- _WHAT THE EXERCISE ASKS_
Each record that follows should be repeated exactly, minus any images.

(Records)
begin
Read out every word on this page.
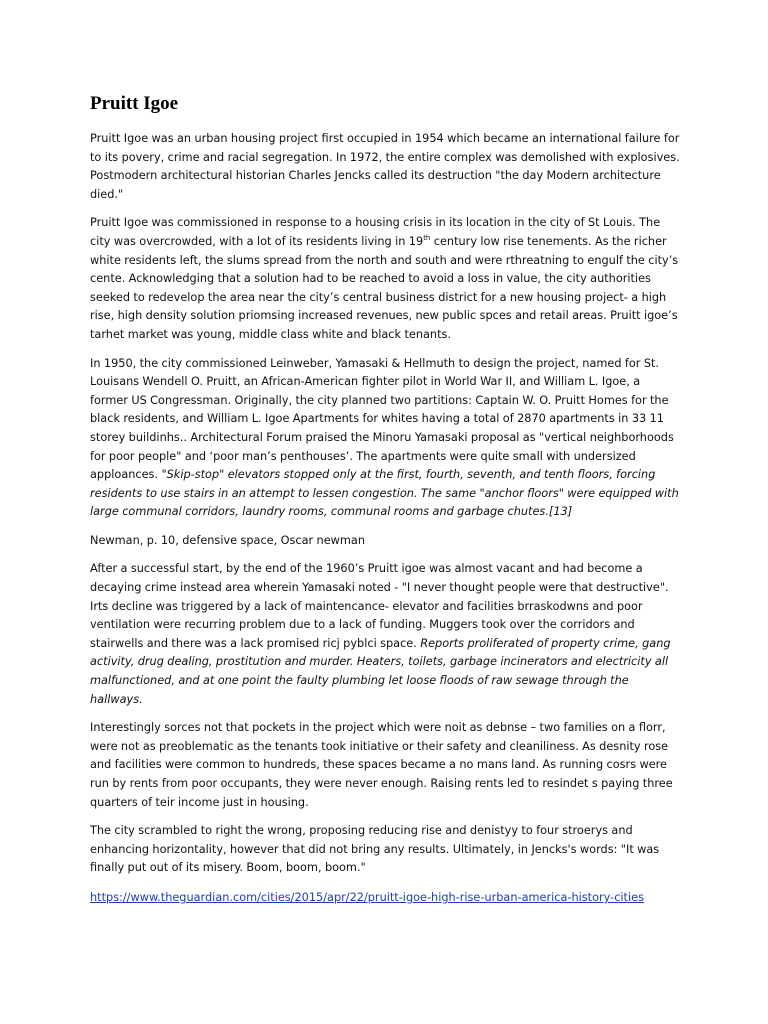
Pruitt Igoe

Pruitt Igoe was an urban housing project first occupied in 1954 which became an international failure for to its povery, crime and racial segregation. In 1972, the entire complex was demolished with explosives. Postmodern architectural historian Charles Jencks called its destruction "the day Modern architecture died."

Pruitt Igoe was commissioned in response to a housing crisis in its location in the city of St Louis. The city was overcrowded, with a lot of its residents living in 19th century low rise tenements. As the richer white residents left, the slums spread from the north and south and were rthreatning to engulf the city’s cente. Acknowledging that a solution had to be reached to avoid a loss in value, the city authorities seeked to redevelop the area near the city’s central business district for a new housing project- a high rise, high density solution priomsing increased revenues, new public spces and retail areas. Pruitt igoe’s tarhet market was young, middle class white and black tenants.

In 1950, the city commissioned Leinweber, Yamasaki & Hellmuth to design the project, named for St. Louisans Wendell O. Pruitt, an African-American fighter pilot in World War II, and William L. Igoe, a former US Congressman. Originally, the city planned two partitions: Captain W. O. Pruitt Homes for the black residents, and William L. Igoe Apartments for whites having a total of 2870 apartments in 33 11 storey buildinhs.. Architectural Forum praised the Minoru Yamasaki proposal as "vertical neighborhoods for poor people" and ‘poor man’s penthouses’. The apartments were quite small with undersized apploances. "Skip-stop" elevators stopped only at the first, fourth, seventh, and tenth floors, forcing residents to use stairs in an attempt to lessen congestion. The same "anchor floors" were equipped with large communal corridors, laundry rooms, communal rooms and garbage chutes.[13]

Newman, p. 10, defensive space, Oscar newman

After a successful start, by the end of the 1960’s Pruitt igoe was almost vacant and had become a decaying crime instead area wherein Yamasaki noted - "I never thought people were that destructive". Irts decline was triggered by a lack of maintencance- elevator and facilities brraskodwns and poor ventilation were recurring problem due to a lack of funding. Muggers took over the corridors and stairwells and there was a lack promised ricj pyblci space. Reports proliferated of property crime, gang activity, drug dealing, prostitution and murder. Heaters, toilets, garbage incinerators and electricity all malfunctioned, and at one point the faulty plumbing let loose floods of raw sewage through the hallways.

Interestingly sorces not that pockets in the project which were noit as debnse – two families on a florr, were not as preoblematic as the tenants took initiative or their safety and cleaniliness. As desnity rose and facilities were common to hundreds, these spaces became a no mans land. As running cosrs were run by rents from poor occupants, they were never enough. Raising rents led to resindet s paying three quarters of teir income just in housing.

The city scrambled to right the wrong, proposing reducing rise and denistyy to four stroerys and enhancing horizontality, however that did not bring any results. Ultimately, in Jencks's words: "It was finally put out of its misery. Boom, boom, boom."

https://www.theguardian.com/cities/2015/apr/22/pruitt-igoe-high-rise-urban-america-history-cities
end
- _FINISHED TASK_
Read out every word on this page.
Pruitt Igoe

Pruitt Igoe was an urban housing project first occupied in 1954 which became an international failure for to its povery, crime and racial segregation. In 1972, the entire complex was demolished with explosives. Postmodern architectural historian Charles Jencks called its destruction "the day Modern architecture died."

Pruitt Igoe was commissioned in response to a housing crisis in its location in the city of St Louis. The city was overcrowded, with a lot of its residents living in 19th century low rise tenements. As the richer white residents left, the slums spread from the north and south and were rthreatning to engulf the city’s cente. Acknowledging that a solution had to be reached to avoid a loss in value, the city authorities seeked to redevelop the area near the city’s central business district for a new housing project- a high rise, high density solution priomsing increased revenues, new public spces and retail areas. Pruitt igoe’s tarhet market was young, middle class white and black tenants.

In 1950, the city commissioned Leinweber, Yamasaki & Hellmuth to design the project, named for St. Louisans Wendell O. Pruitt, an African-American fighter pilot in World War II, and William L. Igoe, a former US Congressman. Originally, the city planned two partitions: Captain W. O. Pruitt Homes for the black residents, and William L. Igoe Apartments for whites having a total of 2870 apartments in 33 11 storey buildinhs.. Architectural Forum praised the Minoru Yamasaki proposal as "vertical neighborhoods for poor people" and ‘poor man’s penthouses’. The apartments were quite small with undersized apploances. "Skip-stop" elevators stopped only at the first, fourth, seventh, and tenth floors, forcing residents to use stairs in an attempt to lessen congestion. The same "anchor floors" were equipped with large communal corridors, laundry rooms, communal rooms and garbage chutes.[13]

Newman, p. 10, defensive space, Oscar newman

After a successful start, by the end of the 1960’s Pruitt igoe was almost vacant and had become a decaying crime instead area wherein Yamasaki noted - "I never thought people were that destructive". Irts decline was triggered by a lack of maintencance- elevator and facilities brraskodwns and poor ventilation were recurring problem due to a lack of funding. Muggers took over the corridors and stairwells and there was a lack promised ricj pyblci space. Reports proliferated of property crime, gang activity, drug dealing, prostitution and murder. Heaters, toilets, garbage incinerators and electricity all malfunctioned, and at one point the faulty plumbing let loose floods of raw sewage through the hallways.

Interestingly sorces not that pockets in the project which were noit as debnse – two families on a florr, were not as preoblematic as the tenants took initiative or their safety and cleaniliness. As desnity rose and facilities were common to hundreds, these spaces became a no mans land. As running cosrs were run by rents from poor occupants, they were never enough. Raising rents led to resindet s paying three quarters of teir income just in housing.

The city scrambled to right the wrong, proposing reducing rise and denistyy to four stroerys and enhancing horizontality, however that did not bring any results. Ultimately, in Jencks's words: "It was finally put out of its misery. Boom, boom, boom."

https://www.theguardian.com/cities/2015/apr/22/pruitt-igoe-high-rise-urban-america-history-cities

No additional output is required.